## begin Exercise data
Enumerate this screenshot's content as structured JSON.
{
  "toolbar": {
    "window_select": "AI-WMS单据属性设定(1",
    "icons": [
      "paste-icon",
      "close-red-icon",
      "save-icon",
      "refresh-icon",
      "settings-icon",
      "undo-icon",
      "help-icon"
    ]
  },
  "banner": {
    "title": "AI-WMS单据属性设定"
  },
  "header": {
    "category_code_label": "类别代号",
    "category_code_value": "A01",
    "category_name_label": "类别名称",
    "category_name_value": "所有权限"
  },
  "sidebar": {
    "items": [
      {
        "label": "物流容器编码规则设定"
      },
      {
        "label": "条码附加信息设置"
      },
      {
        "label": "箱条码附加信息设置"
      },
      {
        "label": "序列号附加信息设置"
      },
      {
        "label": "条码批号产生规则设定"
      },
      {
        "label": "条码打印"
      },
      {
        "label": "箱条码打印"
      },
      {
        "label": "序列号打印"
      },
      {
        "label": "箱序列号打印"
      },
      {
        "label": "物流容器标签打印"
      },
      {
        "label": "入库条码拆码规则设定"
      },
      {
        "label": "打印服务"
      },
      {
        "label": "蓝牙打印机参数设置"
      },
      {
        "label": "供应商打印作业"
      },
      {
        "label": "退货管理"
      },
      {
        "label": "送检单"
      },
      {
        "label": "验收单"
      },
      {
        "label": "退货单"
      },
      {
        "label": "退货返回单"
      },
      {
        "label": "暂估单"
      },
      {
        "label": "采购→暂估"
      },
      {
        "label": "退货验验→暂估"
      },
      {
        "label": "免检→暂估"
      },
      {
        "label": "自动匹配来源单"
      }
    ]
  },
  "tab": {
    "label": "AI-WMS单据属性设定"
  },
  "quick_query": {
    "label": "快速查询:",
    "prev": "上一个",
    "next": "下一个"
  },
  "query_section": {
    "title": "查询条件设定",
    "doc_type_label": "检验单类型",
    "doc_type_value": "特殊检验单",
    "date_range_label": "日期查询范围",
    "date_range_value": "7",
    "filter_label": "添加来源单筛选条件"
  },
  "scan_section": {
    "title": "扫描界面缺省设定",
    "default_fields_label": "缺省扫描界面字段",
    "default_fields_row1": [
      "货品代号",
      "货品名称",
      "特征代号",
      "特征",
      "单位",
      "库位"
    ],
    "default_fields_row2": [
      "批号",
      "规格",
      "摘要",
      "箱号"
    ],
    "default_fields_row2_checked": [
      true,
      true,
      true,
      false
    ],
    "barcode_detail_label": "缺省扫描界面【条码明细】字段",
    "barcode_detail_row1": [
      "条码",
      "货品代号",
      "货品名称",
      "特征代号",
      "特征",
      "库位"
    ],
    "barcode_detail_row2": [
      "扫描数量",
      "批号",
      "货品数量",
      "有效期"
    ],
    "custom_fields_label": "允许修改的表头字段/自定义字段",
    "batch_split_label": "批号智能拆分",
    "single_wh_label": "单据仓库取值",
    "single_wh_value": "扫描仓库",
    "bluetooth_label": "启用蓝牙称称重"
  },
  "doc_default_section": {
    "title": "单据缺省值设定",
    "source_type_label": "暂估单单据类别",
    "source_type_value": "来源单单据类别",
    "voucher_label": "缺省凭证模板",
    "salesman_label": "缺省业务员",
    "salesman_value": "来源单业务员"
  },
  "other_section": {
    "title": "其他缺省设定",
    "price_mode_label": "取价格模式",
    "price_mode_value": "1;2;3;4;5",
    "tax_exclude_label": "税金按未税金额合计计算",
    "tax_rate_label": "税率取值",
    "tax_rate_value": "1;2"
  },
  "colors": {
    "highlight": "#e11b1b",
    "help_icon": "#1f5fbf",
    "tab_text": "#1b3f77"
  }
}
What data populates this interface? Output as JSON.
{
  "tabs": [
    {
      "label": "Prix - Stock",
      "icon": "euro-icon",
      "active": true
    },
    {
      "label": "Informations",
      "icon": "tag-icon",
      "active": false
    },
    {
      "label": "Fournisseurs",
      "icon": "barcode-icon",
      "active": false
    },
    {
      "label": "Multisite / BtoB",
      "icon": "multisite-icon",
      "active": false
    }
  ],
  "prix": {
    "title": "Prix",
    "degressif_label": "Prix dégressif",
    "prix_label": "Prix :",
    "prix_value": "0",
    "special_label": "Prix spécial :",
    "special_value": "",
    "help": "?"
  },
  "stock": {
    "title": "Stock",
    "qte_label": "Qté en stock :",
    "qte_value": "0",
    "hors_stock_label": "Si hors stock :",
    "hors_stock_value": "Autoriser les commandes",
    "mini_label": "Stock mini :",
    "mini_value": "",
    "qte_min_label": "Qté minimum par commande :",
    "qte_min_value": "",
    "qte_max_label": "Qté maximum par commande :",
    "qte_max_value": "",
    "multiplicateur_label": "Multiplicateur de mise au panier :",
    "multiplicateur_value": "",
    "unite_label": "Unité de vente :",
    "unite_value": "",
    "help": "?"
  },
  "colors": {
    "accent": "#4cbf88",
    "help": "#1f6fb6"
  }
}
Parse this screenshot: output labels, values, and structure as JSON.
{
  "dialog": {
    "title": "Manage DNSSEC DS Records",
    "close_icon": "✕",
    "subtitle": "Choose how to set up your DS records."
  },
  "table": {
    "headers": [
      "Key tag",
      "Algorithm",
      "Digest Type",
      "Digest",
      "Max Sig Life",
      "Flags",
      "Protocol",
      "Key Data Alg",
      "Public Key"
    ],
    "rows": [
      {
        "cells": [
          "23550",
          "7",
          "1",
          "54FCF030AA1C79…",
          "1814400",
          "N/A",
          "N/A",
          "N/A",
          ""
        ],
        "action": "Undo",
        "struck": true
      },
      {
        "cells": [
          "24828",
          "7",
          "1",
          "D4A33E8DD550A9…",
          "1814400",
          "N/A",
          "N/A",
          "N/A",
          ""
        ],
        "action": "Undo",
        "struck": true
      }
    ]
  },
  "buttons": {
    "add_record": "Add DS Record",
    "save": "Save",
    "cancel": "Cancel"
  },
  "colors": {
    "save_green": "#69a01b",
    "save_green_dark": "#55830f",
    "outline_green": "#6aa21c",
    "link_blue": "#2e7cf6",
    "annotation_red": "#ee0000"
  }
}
## end Exercise data
### What the exercise asks:
Repeat every record, exactly as written.

### Task solution:
Enumerate this screenshot's content as structured JSON.
{
  "toolbar": {
    "window_select": "AI-WMS单据属性设定(1",
    "icons": [
      "paste-icon",
      "close-red-icon",
      "save-icon",
      "refresh-icon",
      "settings-icon",
      "undo-icon",
      "help-icon"
    ]
  },
  "banner": {
    "title": "AI-WMS单据属性设定"
  },
  "header": {
    "category_code_label": "类别代号",
    "category_code_value": "A01",
    "category_name_label": "类别名称",
    "category_name_value": "所有权限"
  },
  "sidebar": {
    "items": [
      {
        "label": "物流容器编码规则设定"
      },
      {
        "label": "条码附加信息设置"
      },
      {
        "label": "箱条码附加信息设置"
      },
      {
        "label": "序列号附加信息设置"
      },
      {
        "label": "条码批号产生规则设定"
      },
      {
        "label": "条码打印"
      },
      {
        "label": "箱条码打印"
      },
      {
        "label": "序列号打印"
      },
      {
        "label": "箱序列号打印"
      },
      {
        "label": "物流容器标签打印"
      },
      {
        "label": "入库条码拆码规则设定"
      },
      {
        "label": "打印服务"
      },
      {
        "label": "蓝牙打印机参数设置"
      },
      {
        "label": "供应商打印作业"
      },
      {
        "label": "退货管理"
      },
      {
        "label": "送检单"
      },
      {
        "label": "验收单"
      },
      {
        "label": "退货单"
      },
      {
        "label": "退货返回单"
      },
      {
        "label": "暂估单"
      },
      {
        "label": "采购→暂估"
      },
      {
        "label": "退货验验→暂估"
      },
      {
        "label": "免检→暂估"
      },
      {
        "label": "自动匹配来源单"
      }
    ]
  },
  "tab": {
    "label": "AI-WMS单据属性设定"
  },
  "quick_query": {
    "label": "快速查询:",
    "prev": "上一个",
    "next": "下一个"
  },
  "query_section": {
    "title": "查询条件设定",
    "doc_type_label": "检验单类型",
    "doc_type_value": "特殊检验单",
    "date_range_label": "日期查询范围",
    "date_range_value": "7",
    "filter_label": "添加来源单筛选条件"
  },
  "scan_section": {
    "title": "扫描界面缺省设定",
    "default_fields_label": "缺省扫描界面字段",
    "default_fields_row1": [
      "货品代号",
      "货品名称",
      "特征代号",
      "特征",
      "单位",
      "库位"
    ],
    "default_fields_row2": [
      "批号",
      "规格",
      "摘要",
      "箱号"
    ],
    "default_fields_row2_checked": [
      true,
      true,
      true,
      false
    ],
    "barcode_detail_label": "缺省扫描界面【条码明细】字段",
    "barcode_detail_row1": [
      "条码",
      "货品代号",
      "货品名称",
      "特征代号",
      "特征",
      "库位"
    ],
    "barcode_detail_row2": [
      "扫描数量",
      "批号",
      "货品数量",
      "有效期"
    ],
    "custom_fields_label": "允许修改的表头字段/自定义字段",
    "batch_split_label": "批号智能拆分",
    "single_wh_label": "单据仓库取值",
    "single_wh_value": "扫描仓库",
    "bluetooth_label": "启用蓝牙称称重"
  },
  "doc_default_section": {
    "title": "单据缺省值设定",
    "source_type_label": "暂估单单据类别",
    "source_type_value": "来源单单据类别",
    "voucher_label": "缺省凭证模板",
    "salesman_label": "缺省业务员",
    "salesman_value": "来源单业务员"
  },
  "other_section": {
    "title": "其他缺省设定",
    "price_mode_label": "取价格模式",
    "price_mode_value": "1;2;3;4;5",
    "tax_exclude_label": "税金按未税金额合计计算",
    "tax_rate_label": "税率取值",
    "tax_rate_value": "1;2"
  },
  "colors": {
    "highlight": "#e11b1b",
    "help_icon": "#1f5fbf",
    "tab_text": "#1b3f77"
  }
}
What data populates this interface? Output as JSON.
{
  "tabs": [
    {
      "label": "Prix - Stock",
      "icon": "euro-icon",
      "active": true
    },
    {
      "label": "Informations",
      "icon": "tag-icon",
      "active": false
    },
    {
      "label": "Fournisseurs",
      "icon": "barcode-icon",
      "active": false
    },
    {
      "label": "Multisite / BtoB",
      "icon": "multisite-icon",
      "active": false
    }
  ],
  "prix": {
    "title": "Prix",
    "degressif_label": "Prix dégressif",
    "prix_label": "Prix :",
    "prix_value": "0",
    "special_label": "Prix spécial :",
    "special_value": "",
    "help": "?"
  },
  "stock": {
    "title": "Stock",
    "qte_label": "Qté en stock :",
    "qte_value": "0",
    "hors_stock_label": "Si hors stock :",
    "hors_stock_value": "Autoriser les commandes",
    "mini_label": "Stock mini :",
    "mini_value": "",
    "qte_min_label": "Qté minimum par commande :",
    "qte_min_value": "",
    "qte_max_label": "Qté maximum par commande :",
    "qte_max_value": "",
    "multiplicateur_label": "Multiplicateur de mise au panier :",
    "multiplicateur_value": "",
    "unite_label": "Unité de vente :",
    "unite_value": "",
    "help": "?"
  },
  "colors": {
    "accent": "#4cbf88",
    "help": "#1f6fb6"
  }
}
Parse this screenshot: output labels, values, and structure as JSON.
{
  "dialog": {
    "title": "Manage DNSSEC DS Records",
    "close_icon": "✕",
    "subtitle": "Choose how to set up your DS records."
  },
  "table": {
    "headers": [
      "Key tag",
      "Algorithm",
      "Digest Type",
      "Digest",
      "Max Sig Life",
      "Flags",
      "Protocol",
      "Key Data Alg",
      "Public Key"
    ],
    "rows": [
      {
        "cells": [
          "23550",
          "7",
          "1",
          "54FCF030AA1C79…",
          "1814400",
          "N/A",
          "N/A",
          "N/A",
          ""
        ],
        "action": "Undo",
        "struck": true
      },
      {
        "cells": [
          "24828",
          "7",
          "1",
          "D4A33E8DD550A9…",
          "1814400",
          "N/A",
          "N/A",
          "N/A",
          ""
        ],
        "action": "Undo",
        "struck": true
      }
    ]
  },
  "buttons": {
    "add_record": "Add DS Record",
    "save": "Save",
    "cancel": "Cancel"
  },
  "colors": {
    "save_green": "#69a01b",
    "save_green_dark": "#55830f",
    "outline_green": "#6aa21c",
    "link_blue": "#2e7cf6",
    "annotation_red": "#ee0000"
  }
}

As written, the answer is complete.